> [Supplied data]
------------------------------------------------------------------------
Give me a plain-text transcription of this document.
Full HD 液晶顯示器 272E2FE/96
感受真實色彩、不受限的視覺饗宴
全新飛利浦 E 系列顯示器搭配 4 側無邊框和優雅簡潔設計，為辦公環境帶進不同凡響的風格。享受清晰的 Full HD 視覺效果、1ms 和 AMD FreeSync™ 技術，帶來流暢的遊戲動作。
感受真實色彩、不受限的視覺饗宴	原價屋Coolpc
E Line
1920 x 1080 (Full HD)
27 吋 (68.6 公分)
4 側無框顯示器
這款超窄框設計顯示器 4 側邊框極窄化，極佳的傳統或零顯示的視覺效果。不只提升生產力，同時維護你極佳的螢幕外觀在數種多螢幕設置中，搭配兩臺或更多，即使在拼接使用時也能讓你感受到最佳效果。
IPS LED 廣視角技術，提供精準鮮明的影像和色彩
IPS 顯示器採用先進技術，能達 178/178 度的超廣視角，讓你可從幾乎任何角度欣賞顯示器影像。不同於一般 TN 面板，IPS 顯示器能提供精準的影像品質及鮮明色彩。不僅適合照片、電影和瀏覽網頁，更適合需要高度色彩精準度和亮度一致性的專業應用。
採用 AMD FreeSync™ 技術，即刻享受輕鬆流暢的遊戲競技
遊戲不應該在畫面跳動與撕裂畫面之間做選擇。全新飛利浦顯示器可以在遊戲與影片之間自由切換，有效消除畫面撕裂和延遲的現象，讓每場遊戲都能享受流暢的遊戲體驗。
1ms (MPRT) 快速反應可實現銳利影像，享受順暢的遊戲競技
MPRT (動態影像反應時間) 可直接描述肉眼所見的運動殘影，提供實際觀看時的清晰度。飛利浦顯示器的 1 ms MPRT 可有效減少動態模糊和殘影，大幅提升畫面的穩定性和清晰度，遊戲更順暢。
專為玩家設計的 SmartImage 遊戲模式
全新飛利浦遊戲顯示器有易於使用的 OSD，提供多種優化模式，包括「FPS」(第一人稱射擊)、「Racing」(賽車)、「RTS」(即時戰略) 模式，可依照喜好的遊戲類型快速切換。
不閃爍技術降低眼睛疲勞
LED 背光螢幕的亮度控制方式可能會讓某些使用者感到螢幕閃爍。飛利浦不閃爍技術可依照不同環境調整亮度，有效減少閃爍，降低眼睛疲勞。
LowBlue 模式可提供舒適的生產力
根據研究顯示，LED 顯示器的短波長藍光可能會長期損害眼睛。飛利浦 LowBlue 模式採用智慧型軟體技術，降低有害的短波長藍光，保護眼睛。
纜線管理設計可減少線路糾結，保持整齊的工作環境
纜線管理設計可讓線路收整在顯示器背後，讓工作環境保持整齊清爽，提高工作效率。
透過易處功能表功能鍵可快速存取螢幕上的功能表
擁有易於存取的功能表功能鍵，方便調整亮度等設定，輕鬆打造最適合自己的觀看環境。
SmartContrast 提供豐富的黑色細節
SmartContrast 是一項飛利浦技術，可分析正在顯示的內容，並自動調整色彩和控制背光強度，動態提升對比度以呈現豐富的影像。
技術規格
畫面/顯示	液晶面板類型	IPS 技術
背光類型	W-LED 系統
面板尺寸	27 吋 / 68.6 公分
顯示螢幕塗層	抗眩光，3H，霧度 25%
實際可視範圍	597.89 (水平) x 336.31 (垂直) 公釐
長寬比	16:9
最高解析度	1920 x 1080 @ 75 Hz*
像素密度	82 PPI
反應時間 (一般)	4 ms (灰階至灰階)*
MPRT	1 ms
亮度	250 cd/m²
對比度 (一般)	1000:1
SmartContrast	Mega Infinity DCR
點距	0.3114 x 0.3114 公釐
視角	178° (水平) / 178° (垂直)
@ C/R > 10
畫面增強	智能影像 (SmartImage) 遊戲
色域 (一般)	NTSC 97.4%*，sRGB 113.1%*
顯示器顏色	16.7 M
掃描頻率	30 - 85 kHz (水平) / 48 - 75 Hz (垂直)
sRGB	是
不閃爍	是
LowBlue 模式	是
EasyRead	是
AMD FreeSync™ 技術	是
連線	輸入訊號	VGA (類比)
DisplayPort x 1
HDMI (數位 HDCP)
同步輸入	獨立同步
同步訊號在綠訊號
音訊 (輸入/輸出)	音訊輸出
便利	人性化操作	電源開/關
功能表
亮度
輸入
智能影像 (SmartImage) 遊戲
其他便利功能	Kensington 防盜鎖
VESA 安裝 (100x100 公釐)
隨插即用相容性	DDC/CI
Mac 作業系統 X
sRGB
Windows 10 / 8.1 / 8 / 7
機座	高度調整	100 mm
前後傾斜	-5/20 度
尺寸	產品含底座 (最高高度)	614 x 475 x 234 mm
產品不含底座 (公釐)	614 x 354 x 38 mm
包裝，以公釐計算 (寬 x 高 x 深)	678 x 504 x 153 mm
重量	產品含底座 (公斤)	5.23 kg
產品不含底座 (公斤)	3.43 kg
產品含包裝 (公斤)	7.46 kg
------------------------------------------------------------------------
> [Your task] Write every line of the material above again, exactly.

> [Correct result]
Give me a plain-text transcription of this document.
Full HD 液晶顯示器 272E2FE/96
感受真實色彩、不受限的視覺饗宴
全新飛利浦 E 系列顯示器搭配 4 側無邊框和優雅簡潔設計，為辦公環境帶進不同凡響的風格。享受清晰的 Full HD 視覺效果、1ms 和 AMD FreeSync™ 技術，帶來流暢的遊戲動作。
感受真實色彩、不受限的視覺饗宴	原價屋Coolpc
E Line
1920 x 1080 (Full HD)
27 吋 (68.6 公分)
4 側無框顯示器
這款超窄框設計顯示器 4 側邊框極窄化，極佳的傳統或零顯示的視覺效果。不只提升生產力，同時維護你極佳的螢幕外觀在數種多螢幕設置中，搭配兩臺或更多，即使在拼接使用時也能讓你感受到最佳效果。
IPS LED 廣視角技術，提供精準鮮明的影像和色彩
IPS 顯示器採用先進技術，能達 178/178 度的超廣視角，讓你可從幾乎任何角度欣賞顯示器影像。不同於一般 TN 面板，IPS 顯示器能提供精準的影像品質及鮮明色彩。不僅適合照片、電影和瀏覽網頁，更適合需要高度色彩精準度和亮度一致性的專業應用。
採用 AMD FreeSync™ 技術，即刻享受輕鬆流暢的遊戲競技
遊戲不應該在畫面跳動與撕裂畫面之間做選擇。全新飛利浦顯示器可以在遊戲與影片之間自由切換，有效消除畫面撕裂和延遲的現象，讓每場遊戲都能享受流暢的遊戲體驗。
1ms (MPRT) 快速反應可實現銳利影像，享受順暢的遊戲競技
MPRT (動態影像反應時間) 可直接描述肉眼所見的運動殘影，提供實際觀看時的清晰度。飛利浦顯示器的 1 ms MPRT 可有效減少動態模糊和殘影，大幅提升畫面的穩定性和清晰度，遊戲更順暢。
專為玩家設計的 SmartImage 遊戲模式
全新飛利浦遊戲顯示器有易於使用的 OSD，提供多種優化模式，包括「FPS」(第一人稱射擊)、「Racing」(賽車)、「RTS」(即時戰略) 模式，可依照喜好的遊戲類型快速切換。
不閃爍技術降低眼睛疲勞
LED 背光螢幕的亮度控制方式可能會讓某些使用者感到螢幕閃爍。飛利浦不閃爍技術可依照不同環境調整亮度，有效減少閃爍，降低眼睛疲勞。
LowBlue 模式可提供舒適的生產力
根據研究顯示，LED 顯示器的短波長藍光可能會長期損害眼睛。飛利浦 LowBlue 模式採用智慧型軟體技術，降低有害的短波長藍光，保護眼睛。
纜線管理設計可減少線路糾結，保持整齊的工作環境
纜線管理設計可讓線路收整在顯示器背後，讓工作環境保持整齊清爽，提高工作效率。
透過易處功能表功能鍵可快速存取螢幕上的功能表
擁有易於存取的功能表功能鍵，方便調整亮度等設定，輕鬆打造最適合自己的觀看環境。
SmartContrast 提供豐富的黑色細節
SmartContrast 是一項飛利浦技術，可分析正在顯示的內容，並自動調整色彩和控制背光強度，動態提升對比度以呈現豐富的影像。
技術規格
畫面/顯示	液晶面板類型	IPS 技術
背光類型	W-LED 系統
面板尺寸	27 吋 / 68.6 公分
顯示螢幕塗層	抗眩光，3H，霧度 25%
實際可視範圍	597.89 (水平) x 336.31 (垂直) 公釐
長寬比	16:9
最高解析度	1920 x 1080 @ 75 Hz*
像素密度	82 PPI
反應時間 (一般)	4 ms (灰階至灰階)*
MPRT	1 ms
亮度	250 cd/m²
對比度 (一般)	1000:1
SmartContrast	Mega Infinity DCR
點距	0.3114 x 0.3114 公釐
視角	178° (水平) / 178° (垂直)
@ C/R > 10
畫面增強	智能影像 (SmartImage) 遊戲
色域 (一般)	NTSC 97.4%*，sRGB 113.1%*
顯示器顏色	16.7 M
掃描頻率	30 - 85 kHz (水平) / 48 - 75 Hz (垂直)
sRGB	是
不閃爍	是
LowBlue 模式	是
EasyRead	是
AMD FreeSync™ 技術	是
連線	輸入訊號	VGA (類比)
DisplayPort x 1
HDMI (數位 HDCP)
同步輸入	獨立同步
同步訊號在綠訊號
音訊 (輸入/輸出)	音訊輸出
便利	人性化操作	電源開/關
功能表
亮度
輸入
智能影像 (SmartImage) 遊戲
其他便利功能	Kensington 防盜鎖
VESA 安裝 (100x100 公釐)
隨插即用相容性	DDC/CI
Mac 作業系統 X
sRGB
Windows 10 / 8.1 / 8 / 7
機座	高度調整	100 mm
前後傾斜	-5/20 度
尺寸	產品含底座 (最高高度)	614 x 475 x 234 mm
產品不含底座 (公釐)	614 x 354 x 38 mm
包裝，以公釐計算 (寬 x 高 x 深)	678 x 504 x 153 mm
重量	產品含底座 (公斤)	5.23 kg
產品不含底座 (公斤)	3.43 kg
產品含包裝 (公斤)	7.46 kg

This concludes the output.